Request
Filter the records for lines holding the string "content".

** start of Data entries **

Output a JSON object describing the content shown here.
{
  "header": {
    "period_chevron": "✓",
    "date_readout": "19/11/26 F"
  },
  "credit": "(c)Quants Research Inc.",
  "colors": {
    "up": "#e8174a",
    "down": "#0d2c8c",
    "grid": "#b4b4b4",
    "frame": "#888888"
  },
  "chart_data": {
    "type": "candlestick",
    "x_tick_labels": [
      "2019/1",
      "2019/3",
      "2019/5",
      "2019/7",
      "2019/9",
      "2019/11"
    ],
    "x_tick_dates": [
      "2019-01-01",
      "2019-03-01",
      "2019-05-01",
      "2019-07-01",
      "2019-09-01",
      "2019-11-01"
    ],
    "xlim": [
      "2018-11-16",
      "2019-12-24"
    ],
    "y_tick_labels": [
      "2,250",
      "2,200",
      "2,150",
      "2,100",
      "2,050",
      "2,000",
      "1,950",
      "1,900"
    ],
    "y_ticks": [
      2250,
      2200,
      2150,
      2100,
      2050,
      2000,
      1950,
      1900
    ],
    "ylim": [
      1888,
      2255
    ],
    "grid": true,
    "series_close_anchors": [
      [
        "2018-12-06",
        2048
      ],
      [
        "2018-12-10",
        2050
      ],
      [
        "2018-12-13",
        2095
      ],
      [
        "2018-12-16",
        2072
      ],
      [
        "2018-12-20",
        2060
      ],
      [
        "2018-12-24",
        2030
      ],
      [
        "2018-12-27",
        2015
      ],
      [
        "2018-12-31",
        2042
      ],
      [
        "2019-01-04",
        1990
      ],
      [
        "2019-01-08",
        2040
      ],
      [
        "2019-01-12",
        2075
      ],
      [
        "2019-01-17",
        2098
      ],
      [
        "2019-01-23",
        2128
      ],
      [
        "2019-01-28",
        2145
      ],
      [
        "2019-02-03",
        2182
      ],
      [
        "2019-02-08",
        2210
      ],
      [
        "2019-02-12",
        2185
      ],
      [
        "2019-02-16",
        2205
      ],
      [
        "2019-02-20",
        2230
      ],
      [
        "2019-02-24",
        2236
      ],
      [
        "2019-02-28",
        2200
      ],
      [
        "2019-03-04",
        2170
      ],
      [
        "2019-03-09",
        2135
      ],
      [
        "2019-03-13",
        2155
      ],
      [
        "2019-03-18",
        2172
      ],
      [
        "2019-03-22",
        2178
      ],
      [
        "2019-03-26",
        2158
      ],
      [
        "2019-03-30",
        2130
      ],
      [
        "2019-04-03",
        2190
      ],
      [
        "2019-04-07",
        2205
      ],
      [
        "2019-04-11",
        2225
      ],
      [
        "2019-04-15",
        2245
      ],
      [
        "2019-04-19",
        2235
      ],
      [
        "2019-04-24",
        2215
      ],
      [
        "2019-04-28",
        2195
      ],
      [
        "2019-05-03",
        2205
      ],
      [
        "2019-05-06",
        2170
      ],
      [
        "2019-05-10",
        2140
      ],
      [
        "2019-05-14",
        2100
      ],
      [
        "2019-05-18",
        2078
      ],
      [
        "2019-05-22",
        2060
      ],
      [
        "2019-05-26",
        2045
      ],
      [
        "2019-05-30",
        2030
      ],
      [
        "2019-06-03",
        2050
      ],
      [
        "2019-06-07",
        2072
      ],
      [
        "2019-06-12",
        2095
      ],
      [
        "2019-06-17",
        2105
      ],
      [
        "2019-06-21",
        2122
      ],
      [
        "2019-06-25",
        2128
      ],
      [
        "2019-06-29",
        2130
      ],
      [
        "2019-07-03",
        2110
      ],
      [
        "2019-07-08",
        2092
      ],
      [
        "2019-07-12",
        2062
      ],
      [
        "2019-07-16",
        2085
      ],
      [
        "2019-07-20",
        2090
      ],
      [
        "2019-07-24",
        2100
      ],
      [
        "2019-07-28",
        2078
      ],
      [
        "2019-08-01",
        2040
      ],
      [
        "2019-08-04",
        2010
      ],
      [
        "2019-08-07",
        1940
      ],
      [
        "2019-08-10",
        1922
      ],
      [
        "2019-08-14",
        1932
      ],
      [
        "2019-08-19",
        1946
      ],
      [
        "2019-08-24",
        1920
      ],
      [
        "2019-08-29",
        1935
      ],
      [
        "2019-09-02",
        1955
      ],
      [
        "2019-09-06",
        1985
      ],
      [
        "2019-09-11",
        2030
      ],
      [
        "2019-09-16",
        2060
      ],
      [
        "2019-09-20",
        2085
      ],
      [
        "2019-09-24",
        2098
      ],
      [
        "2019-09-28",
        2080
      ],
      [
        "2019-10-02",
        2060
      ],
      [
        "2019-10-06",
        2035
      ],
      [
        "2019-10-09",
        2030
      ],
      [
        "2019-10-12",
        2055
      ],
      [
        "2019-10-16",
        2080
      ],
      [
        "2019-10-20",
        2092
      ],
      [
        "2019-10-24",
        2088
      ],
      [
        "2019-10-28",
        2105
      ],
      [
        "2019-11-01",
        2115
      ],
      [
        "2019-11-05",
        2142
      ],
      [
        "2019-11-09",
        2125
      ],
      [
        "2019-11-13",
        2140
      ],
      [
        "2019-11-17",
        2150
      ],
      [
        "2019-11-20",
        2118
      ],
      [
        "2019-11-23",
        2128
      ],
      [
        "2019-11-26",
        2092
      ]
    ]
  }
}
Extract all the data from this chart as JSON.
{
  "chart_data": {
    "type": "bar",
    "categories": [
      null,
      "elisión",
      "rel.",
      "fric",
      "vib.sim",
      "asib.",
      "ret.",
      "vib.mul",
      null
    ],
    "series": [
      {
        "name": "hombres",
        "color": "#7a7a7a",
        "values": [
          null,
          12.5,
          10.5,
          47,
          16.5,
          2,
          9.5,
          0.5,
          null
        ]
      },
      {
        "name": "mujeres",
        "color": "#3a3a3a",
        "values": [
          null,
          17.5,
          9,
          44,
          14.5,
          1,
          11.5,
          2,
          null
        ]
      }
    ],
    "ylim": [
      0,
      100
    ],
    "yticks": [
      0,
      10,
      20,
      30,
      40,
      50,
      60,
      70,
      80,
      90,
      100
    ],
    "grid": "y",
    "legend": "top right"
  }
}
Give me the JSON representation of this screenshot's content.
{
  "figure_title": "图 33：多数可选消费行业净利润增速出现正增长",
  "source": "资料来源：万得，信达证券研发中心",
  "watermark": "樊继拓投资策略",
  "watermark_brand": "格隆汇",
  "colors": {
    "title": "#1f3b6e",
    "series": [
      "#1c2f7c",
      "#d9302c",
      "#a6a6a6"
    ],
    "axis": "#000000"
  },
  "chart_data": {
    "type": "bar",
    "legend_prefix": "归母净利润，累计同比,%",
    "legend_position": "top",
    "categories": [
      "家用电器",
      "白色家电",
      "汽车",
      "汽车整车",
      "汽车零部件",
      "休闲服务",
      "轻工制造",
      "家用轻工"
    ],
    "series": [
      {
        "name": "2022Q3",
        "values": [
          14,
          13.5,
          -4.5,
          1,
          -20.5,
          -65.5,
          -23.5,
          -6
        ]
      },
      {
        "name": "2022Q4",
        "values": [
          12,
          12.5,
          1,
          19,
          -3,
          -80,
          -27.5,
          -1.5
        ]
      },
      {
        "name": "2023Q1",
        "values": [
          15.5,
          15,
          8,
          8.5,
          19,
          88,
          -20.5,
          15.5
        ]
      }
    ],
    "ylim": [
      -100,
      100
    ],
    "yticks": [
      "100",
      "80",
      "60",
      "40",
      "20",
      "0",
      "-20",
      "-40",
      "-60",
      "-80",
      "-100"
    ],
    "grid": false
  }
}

** end of Data entries **

Reply
Output a JSON object describing the content shown here.
Give me the JSON representation of this screenshot's content.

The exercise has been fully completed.